> _What you have to do_:
Copy all of the records below verbatim.

> _A block of data_:
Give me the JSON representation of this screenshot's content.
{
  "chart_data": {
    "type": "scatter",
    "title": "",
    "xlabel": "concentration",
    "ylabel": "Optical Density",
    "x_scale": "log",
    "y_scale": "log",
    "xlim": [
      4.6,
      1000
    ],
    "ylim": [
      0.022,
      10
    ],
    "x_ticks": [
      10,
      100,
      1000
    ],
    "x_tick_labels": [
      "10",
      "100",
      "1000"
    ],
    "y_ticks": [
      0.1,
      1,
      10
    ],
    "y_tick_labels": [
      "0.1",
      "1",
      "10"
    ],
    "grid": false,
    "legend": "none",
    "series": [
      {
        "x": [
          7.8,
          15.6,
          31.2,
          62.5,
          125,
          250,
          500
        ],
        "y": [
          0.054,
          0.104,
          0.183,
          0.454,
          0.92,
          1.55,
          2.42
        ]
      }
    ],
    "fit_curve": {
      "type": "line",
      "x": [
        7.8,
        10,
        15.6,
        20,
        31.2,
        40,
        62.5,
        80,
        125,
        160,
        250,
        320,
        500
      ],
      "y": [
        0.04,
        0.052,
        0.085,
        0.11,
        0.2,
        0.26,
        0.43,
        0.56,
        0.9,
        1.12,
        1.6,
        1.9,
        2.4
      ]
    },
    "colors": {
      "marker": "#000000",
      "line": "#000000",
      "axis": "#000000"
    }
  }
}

> _Solution to this task_:
Give me the JSON representation of this screenshot's content.
{
  "chart_data": {
    "type": "scatter",
    "title": "",
    "xlabel": "concentration",
    "ylabel": "Optical Density",
    "x_scale": "log",
    "y_scale": "log",
    "xlim": [
      4.6,
      1000
    ],
    "ylim": [
      0.022,
      10
    ],
    "x_ticks": [
      10,
      100,
      1000
    ],
    "x_tick_labels": [
      "10",
      "100",
      "1000"
    ],
    "y_ticks": [
      0.1,
      1,
      10
    ],
    "y_tick_labels": [
      "0.1",
      "1",
      "10"
    ],
    "grid": false,
    "legend": "none",
    "series": [
      {
        "x": [
          7.8,
          15.6,
          31.2,
          62.5,
          125,
          250,
          500
        ],
        "y": [
          0.054,
          0.104,
          0.183,
          0.454,
          0.92,
          1.55,
          2.42
        ]
      }
    ],
    "fit_curve": {
      "type": "line",
      "x": [
        7.8,
        10,
        15.6,
        20,
        31.2,
        40,
        62.5,
        80,
        125,
        160,
        250,
        320,
        500
      ],
      "y": [
        0.04,
        0.052,
        0.085,
        0.11,
        0.2,
        0.26,
        0.43,
        0.56,
        0.9,
        1.12,
        1.6,
        1.9,
        2.4
      ]
    },
    "colors": {
      "marker": "#000000",
      "line": "#000000",
      "axis": "#000000"
    }
  }
}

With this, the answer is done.